— START —

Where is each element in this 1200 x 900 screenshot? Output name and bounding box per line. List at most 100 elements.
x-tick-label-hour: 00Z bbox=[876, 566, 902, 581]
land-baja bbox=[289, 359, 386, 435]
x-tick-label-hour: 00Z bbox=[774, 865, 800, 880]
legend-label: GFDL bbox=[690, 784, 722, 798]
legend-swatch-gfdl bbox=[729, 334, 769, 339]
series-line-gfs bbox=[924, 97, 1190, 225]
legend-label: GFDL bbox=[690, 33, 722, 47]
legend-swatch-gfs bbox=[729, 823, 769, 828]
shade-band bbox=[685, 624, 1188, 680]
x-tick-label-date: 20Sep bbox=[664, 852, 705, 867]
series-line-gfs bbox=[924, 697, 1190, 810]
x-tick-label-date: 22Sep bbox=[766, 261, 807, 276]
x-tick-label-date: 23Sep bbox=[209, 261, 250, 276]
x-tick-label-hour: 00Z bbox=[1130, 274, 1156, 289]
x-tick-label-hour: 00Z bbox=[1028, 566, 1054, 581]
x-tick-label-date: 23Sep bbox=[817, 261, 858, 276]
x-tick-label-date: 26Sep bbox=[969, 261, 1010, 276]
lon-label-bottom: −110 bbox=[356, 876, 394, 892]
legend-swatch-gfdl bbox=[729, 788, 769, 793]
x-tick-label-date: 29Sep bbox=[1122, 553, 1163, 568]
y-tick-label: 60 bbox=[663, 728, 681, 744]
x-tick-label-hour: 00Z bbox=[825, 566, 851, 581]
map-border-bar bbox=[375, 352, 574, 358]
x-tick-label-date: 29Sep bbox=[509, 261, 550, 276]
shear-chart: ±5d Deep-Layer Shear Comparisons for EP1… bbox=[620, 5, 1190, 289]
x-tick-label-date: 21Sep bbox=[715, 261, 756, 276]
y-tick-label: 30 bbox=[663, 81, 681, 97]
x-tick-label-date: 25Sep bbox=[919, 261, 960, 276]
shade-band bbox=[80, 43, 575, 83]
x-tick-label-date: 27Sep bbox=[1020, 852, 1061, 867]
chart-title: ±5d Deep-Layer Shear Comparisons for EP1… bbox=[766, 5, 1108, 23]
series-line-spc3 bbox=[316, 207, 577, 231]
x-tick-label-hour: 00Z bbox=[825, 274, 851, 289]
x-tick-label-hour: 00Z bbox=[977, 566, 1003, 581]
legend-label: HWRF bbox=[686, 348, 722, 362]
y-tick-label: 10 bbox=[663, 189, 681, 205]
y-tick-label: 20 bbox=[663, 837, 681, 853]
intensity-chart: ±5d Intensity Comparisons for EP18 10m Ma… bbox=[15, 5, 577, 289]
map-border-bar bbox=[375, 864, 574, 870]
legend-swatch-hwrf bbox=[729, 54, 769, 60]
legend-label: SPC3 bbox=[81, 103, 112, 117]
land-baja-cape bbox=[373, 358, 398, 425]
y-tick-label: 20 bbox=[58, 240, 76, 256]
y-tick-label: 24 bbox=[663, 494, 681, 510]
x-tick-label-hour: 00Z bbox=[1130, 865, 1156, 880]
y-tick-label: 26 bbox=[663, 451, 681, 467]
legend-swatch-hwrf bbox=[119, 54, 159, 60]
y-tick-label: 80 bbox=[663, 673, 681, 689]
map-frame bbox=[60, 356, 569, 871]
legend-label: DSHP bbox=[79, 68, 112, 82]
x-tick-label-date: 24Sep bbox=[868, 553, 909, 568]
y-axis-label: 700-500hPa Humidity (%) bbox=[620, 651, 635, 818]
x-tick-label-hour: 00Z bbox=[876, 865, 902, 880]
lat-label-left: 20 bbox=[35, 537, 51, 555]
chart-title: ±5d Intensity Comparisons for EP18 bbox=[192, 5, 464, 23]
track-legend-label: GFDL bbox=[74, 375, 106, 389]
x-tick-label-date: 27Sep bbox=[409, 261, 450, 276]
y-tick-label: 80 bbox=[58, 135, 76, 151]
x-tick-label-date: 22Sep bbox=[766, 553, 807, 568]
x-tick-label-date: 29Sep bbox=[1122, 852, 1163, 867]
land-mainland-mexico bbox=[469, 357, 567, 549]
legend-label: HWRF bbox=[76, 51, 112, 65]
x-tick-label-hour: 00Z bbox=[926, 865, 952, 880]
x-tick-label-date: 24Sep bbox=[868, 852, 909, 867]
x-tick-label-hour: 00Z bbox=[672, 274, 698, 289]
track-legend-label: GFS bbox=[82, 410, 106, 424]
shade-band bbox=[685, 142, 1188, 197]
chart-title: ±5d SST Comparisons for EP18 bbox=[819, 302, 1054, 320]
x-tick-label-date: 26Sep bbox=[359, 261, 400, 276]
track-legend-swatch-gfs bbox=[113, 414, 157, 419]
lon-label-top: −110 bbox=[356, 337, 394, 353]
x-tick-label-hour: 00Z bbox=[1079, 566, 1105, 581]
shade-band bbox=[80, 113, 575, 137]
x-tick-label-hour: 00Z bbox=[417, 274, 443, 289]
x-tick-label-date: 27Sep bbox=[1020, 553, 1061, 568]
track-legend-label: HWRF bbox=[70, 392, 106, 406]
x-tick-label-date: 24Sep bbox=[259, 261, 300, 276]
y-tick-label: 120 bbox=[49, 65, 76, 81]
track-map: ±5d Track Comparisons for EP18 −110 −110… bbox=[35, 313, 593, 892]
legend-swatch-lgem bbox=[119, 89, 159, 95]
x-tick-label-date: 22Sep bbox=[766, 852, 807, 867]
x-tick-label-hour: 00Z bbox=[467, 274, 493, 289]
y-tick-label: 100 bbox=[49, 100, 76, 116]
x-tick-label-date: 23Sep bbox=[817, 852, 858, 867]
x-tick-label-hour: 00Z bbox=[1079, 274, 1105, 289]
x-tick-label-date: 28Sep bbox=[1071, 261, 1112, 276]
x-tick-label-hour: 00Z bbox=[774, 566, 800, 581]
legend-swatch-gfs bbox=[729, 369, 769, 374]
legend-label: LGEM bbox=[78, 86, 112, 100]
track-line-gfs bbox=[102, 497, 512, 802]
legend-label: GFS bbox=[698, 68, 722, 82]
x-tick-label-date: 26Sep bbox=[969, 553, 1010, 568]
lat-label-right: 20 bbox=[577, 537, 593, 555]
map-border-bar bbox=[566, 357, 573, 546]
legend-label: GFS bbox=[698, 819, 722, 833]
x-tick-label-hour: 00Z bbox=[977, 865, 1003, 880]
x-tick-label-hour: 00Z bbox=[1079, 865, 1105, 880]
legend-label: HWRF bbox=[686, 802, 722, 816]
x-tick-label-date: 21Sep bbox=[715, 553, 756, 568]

— END —

Written instruction
How many lines of the records above contain the word "band", counting only matches with the same case? Give only the number.

Result of this task
4